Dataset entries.
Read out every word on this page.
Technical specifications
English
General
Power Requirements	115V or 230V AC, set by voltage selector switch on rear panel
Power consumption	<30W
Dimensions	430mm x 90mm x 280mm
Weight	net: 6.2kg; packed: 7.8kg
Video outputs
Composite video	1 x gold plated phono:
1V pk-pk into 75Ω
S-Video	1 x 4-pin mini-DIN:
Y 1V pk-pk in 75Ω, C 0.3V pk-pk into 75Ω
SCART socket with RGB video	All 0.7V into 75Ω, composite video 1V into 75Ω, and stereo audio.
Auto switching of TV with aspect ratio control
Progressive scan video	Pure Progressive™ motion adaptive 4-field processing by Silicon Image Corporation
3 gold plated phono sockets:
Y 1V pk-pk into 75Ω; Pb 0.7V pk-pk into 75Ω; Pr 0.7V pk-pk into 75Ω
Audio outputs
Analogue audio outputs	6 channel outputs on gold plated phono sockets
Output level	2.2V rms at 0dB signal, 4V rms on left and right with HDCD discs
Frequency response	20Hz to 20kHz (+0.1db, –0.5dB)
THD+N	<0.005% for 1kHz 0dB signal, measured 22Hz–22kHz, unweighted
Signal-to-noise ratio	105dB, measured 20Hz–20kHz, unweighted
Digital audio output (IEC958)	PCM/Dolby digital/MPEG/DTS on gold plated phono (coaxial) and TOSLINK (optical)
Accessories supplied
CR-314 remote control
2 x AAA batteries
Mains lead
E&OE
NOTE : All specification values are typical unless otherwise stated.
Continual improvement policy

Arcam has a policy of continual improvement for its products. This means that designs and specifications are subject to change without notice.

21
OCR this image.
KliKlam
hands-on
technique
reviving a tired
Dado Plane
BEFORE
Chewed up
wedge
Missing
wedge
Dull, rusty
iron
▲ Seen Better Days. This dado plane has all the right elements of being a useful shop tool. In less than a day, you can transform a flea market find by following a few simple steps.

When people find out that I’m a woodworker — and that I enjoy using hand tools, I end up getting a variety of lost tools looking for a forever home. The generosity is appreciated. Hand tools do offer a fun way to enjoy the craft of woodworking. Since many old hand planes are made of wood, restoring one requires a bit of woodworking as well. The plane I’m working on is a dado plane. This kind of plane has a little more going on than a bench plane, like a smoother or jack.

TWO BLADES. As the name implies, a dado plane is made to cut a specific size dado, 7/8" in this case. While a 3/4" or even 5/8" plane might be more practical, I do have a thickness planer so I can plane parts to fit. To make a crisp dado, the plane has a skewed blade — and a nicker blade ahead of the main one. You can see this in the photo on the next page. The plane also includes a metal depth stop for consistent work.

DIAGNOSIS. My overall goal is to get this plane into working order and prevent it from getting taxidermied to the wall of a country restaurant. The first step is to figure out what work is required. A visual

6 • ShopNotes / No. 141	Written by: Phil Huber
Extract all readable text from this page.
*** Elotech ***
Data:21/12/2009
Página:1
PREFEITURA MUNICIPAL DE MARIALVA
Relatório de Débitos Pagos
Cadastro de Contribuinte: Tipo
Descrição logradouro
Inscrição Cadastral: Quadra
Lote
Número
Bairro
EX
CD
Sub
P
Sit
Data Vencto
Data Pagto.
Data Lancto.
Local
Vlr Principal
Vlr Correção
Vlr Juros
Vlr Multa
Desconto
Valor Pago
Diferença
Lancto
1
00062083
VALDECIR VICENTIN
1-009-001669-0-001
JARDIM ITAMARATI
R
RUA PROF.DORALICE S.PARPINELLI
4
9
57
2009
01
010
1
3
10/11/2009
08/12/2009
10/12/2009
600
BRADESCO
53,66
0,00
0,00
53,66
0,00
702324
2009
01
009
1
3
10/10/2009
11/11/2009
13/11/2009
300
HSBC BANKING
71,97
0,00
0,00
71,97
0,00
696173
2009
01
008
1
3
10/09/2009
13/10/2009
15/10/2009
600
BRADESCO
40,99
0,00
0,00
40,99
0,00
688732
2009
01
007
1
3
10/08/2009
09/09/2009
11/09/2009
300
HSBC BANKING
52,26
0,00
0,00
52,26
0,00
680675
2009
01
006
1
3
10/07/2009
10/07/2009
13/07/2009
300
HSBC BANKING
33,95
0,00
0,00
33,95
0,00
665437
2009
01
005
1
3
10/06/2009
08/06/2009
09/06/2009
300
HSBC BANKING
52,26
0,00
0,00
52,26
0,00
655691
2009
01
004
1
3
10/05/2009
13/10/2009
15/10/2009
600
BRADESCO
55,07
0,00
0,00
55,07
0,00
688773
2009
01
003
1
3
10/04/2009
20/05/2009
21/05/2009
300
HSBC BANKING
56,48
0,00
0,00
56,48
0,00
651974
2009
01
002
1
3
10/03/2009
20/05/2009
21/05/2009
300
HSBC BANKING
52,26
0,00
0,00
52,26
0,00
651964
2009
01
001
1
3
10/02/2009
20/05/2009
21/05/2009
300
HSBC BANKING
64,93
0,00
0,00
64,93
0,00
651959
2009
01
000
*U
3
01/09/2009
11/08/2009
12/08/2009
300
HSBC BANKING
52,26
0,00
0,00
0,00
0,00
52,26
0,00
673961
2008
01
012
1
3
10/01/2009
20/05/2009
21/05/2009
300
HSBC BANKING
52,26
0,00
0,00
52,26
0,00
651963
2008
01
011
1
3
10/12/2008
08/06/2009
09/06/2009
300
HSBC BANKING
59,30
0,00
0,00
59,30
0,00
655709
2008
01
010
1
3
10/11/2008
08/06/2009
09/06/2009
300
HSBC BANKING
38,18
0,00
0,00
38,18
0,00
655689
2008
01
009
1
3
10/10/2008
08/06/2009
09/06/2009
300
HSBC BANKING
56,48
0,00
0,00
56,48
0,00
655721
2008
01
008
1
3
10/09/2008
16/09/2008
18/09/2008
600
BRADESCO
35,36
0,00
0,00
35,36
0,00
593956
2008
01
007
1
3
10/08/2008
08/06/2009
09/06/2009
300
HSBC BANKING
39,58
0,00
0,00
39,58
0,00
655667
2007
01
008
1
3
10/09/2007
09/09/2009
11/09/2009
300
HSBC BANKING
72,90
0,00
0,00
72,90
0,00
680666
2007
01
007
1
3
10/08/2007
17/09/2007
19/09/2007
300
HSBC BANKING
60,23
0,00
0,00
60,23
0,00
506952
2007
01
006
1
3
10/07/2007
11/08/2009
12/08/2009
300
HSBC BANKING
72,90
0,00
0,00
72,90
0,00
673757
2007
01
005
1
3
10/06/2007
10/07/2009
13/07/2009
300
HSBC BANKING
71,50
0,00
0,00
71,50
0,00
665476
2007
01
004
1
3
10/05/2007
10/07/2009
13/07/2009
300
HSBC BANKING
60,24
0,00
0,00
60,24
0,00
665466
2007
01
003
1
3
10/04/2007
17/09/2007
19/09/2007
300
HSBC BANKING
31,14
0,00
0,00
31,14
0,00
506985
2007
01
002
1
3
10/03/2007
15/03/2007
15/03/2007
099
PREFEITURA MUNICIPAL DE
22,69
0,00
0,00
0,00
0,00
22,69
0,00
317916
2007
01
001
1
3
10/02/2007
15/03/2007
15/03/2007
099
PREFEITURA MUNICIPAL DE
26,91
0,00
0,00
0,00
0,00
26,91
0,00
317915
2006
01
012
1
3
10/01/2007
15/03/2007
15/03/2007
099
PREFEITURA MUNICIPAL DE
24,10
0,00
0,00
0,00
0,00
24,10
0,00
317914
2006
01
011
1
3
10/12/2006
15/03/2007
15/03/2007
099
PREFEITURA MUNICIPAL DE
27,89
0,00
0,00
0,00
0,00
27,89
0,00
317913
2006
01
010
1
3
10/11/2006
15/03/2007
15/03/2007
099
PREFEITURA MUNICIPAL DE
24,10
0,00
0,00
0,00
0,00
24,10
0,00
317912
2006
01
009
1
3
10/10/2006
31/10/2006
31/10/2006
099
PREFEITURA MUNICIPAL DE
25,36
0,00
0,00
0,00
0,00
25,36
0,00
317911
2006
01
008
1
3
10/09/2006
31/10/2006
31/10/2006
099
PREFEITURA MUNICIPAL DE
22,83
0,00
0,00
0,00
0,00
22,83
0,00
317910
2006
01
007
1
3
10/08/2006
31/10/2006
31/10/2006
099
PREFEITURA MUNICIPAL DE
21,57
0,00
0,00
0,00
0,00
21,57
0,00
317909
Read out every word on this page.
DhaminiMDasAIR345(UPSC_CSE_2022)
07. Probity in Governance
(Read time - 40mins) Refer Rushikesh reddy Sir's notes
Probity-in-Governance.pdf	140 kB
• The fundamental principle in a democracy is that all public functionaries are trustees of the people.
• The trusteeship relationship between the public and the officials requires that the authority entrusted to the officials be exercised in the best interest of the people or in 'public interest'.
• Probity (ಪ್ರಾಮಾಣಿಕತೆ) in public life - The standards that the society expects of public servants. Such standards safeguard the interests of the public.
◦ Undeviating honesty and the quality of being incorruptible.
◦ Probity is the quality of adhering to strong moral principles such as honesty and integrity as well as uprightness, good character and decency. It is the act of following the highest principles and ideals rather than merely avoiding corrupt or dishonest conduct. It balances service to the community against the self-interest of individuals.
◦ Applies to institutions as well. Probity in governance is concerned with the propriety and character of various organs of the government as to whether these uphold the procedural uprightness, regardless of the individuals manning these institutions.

Required task.
Which lines include the word "Power"? Copy every one of them.

Result for this task.
Power Requirements	115V or 230V AC, set by voltage selector switch on rear panel
Power consumption	<30W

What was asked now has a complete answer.